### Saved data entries
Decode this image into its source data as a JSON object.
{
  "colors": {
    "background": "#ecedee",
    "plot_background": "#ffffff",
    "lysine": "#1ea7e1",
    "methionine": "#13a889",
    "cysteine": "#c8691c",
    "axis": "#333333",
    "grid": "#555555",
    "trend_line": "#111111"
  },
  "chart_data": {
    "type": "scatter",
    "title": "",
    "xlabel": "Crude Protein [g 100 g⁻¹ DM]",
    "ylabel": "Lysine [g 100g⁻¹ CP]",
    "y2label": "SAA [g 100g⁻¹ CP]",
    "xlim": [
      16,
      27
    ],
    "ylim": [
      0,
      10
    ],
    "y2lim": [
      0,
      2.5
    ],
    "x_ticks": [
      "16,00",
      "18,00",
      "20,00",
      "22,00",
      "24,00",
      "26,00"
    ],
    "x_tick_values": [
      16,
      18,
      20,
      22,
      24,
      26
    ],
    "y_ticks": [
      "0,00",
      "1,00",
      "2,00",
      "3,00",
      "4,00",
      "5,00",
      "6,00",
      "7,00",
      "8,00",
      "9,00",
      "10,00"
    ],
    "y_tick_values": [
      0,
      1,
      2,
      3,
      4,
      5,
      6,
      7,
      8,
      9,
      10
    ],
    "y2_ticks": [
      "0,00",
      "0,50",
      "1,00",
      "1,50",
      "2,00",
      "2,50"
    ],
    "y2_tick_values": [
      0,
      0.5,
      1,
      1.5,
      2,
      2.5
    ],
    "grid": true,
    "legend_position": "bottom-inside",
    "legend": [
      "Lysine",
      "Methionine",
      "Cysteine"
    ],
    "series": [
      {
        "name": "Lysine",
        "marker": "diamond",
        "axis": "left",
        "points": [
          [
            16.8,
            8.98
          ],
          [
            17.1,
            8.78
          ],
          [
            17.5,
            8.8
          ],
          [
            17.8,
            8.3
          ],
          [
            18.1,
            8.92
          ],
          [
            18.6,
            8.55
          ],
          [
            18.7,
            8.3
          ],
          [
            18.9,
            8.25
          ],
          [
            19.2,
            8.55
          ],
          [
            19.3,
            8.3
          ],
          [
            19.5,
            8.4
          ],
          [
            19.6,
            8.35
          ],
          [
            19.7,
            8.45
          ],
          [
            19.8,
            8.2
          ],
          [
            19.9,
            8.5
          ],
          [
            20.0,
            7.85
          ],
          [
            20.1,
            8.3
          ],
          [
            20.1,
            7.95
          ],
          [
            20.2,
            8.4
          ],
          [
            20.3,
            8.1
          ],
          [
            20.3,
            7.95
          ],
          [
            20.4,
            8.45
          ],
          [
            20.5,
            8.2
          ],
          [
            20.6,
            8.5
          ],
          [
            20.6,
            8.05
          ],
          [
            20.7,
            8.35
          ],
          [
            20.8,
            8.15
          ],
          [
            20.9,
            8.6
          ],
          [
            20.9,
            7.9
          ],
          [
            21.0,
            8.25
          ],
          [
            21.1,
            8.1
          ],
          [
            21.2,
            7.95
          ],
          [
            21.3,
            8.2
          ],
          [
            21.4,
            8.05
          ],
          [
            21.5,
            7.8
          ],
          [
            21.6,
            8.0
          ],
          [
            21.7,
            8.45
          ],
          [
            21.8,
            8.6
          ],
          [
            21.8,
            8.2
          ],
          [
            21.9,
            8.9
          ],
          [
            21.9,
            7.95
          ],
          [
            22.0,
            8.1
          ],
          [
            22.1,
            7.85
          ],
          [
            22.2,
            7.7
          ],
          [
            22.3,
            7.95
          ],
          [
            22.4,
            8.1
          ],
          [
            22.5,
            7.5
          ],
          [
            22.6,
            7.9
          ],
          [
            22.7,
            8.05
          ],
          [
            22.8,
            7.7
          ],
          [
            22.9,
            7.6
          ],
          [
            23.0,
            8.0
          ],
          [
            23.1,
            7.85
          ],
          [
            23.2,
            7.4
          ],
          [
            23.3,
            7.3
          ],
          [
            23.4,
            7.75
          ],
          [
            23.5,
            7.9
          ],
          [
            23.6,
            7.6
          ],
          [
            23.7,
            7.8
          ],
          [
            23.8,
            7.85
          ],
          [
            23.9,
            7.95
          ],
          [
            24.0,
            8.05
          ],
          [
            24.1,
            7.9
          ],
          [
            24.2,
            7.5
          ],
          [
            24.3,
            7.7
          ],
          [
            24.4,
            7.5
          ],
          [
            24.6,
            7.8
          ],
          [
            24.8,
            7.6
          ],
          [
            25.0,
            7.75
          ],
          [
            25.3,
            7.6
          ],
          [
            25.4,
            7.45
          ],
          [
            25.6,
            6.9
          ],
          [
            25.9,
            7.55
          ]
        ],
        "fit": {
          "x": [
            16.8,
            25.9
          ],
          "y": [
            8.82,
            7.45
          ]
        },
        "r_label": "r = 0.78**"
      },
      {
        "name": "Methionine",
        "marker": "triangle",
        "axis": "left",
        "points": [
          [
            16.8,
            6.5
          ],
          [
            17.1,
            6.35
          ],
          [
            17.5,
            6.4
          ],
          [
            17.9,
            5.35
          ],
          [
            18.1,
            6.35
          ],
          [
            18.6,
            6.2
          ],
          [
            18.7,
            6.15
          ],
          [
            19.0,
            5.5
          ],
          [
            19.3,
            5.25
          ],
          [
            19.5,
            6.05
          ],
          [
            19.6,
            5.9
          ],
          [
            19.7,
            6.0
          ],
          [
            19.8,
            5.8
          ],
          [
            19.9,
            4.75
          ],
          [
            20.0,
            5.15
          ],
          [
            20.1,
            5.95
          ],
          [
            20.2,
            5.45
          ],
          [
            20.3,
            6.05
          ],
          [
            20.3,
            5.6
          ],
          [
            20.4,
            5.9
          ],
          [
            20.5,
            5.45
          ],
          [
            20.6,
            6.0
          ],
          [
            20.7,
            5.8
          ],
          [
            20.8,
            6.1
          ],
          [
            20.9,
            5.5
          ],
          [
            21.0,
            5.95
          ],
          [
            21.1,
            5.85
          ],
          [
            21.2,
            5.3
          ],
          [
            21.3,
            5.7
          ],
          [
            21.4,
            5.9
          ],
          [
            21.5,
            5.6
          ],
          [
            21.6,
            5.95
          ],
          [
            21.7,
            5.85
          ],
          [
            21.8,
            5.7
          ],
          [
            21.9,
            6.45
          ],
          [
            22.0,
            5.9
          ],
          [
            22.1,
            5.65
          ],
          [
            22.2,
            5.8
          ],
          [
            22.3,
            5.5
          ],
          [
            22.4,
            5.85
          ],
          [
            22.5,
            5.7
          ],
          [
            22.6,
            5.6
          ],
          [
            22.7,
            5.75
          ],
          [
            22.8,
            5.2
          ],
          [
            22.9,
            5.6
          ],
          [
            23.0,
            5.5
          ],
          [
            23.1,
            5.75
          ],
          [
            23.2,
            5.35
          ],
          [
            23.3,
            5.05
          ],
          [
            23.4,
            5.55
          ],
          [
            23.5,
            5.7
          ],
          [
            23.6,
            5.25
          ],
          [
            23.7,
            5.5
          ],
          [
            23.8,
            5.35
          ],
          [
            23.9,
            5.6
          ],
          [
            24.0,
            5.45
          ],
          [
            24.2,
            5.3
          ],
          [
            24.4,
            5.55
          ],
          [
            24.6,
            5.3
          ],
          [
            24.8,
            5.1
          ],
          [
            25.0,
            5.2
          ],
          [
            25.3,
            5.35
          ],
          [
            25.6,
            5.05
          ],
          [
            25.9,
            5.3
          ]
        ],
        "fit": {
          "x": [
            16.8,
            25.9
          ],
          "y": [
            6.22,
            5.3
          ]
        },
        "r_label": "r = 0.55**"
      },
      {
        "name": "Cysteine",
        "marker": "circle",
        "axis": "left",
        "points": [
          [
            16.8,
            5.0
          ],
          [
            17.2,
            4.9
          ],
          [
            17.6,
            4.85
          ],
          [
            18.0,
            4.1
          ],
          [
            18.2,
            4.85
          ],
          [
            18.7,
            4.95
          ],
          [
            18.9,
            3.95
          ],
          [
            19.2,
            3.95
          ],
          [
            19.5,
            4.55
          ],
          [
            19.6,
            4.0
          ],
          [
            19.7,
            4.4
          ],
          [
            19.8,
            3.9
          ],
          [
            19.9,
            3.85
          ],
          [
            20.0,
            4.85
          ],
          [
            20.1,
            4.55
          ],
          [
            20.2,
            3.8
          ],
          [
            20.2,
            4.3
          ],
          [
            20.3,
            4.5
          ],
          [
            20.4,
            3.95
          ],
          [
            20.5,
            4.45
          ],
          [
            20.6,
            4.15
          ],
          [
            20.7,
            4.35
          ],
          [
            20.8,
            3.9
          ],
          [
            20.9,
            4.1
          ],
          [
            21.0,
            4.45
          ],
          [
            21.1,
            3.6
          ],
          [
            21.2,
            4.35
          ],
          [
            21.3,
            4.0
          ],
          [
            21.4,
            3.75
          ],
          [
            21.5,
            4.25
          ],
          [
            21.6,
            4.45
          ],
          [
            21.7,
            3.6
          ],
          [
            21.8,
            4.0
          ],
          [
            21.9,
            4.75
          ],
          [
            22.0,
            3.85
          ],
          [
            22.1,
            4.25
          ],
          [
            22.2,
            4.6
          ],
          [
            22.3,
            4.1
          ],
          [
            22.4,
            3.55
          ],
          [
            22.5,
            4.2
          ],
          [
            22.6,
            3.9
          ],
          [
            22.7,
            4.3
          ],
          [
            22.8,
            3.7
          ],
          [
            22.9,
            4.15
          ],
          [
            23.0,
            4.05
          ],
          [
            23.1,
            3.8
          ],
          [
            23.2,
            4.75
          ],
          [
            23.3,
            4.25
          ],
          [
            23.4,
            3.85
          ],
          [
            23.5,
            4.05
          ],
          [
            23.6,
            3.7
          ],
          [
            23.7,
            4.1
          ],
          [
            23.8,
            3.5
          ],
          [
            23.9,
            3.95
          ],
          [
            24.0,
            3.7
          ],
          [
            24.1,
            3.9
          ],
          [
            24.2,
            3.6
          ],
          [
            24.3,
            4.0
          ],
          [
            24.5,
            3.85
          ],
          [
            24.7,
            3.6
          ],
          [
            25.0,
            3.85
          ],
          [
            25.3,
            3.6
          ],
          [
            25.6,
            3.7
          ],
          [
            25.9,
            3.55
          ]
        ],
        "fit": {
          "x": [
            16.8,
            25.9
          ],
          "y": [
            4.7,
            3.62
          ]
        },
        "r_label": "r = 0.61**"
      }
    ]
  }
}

### Your assignment
Answer with a single number: how many lines above hold the word "name"?

### Output below
3